__Data for this task__
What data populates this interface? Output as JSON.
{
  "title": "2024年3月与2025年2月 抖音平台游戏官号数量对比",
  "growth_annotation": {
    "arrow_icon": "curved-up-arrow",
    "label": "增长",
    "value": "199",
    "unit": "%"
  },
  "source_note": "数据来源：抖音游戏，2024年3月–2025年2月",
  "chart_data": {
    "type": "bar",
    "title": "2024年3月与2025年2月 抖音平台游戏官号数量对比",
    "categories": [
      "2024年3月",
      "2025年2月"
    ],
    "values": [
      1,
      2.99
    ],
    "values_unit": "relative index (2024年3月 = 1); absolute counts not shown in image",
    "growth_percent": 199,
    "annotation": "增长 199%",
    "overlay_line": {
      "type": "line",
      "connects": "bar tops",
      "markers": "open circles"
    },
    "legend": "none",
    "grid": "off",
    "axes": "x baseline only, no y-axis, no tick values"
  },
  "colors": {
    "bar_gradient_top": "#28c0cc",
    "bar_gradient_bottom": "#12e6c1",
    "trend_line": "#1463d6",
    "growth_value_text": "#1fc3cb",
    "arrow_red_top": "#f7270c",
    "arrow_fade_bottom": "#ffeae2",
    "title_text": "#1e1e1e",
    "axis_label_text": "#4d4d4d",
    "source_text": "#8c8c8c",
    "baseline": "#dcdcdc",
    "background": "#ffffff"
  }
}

__Exercise goal__
Send back each record exactly as it stands.

__Finished exercise__
What data populates this interface? Output as JSON.
{
  "title": "2024年3月与2025年2月 抖音平台游戏官号数量对比",
  "growth_annotation": {
    "arrow_icon": "curved-up-arrow",
    "label": "增长",
    "value": "199",
    "unit": "%"
  },
  "source_note": "数据来源：抖音游戏，2024年3月–2025年2月",
  "chart_data": {
    "type": "bar",
    "title": "2024年3月与2025年2月 抖音平台游戏官号数量对比",
    "categories": [
      "2024年3月",
      "2025年2月"
    ],
    "values": [
      1,
      2.99
    ],
    "values_unit": "relative index (2024年3月 = 1); absolute counts not shown in image",
    "growth_percent": 199,
    "annotation": "增长 199%",
    "overlay_line": {
      "type": "line",
      "connects": "bar tops",
      "markers": "open circles"
    },
    "legend": "none",
    "grid": "off",
    "axes": "x baseline only, no y-axis, no tick values"
  },
  "colors": {
    "bar_gradient_top": "#28c0cc",
    "bar_gradient_bottom": "#12e6c1",
    "trend_line": "#1463d6",
    "growth_value_text": "#1fc3cb",
    "arrow_red_top": "#f7270c",
    "arrow_fade_bottom": "#ffeae2",
    "title_text": "#1e1e1e",
    "axis_label_text": "#4d4d4d",
    "source_text": "#8c8c8c",
    "baseline": "#dcdcdc",
    "background": "#ffffff"
  }
}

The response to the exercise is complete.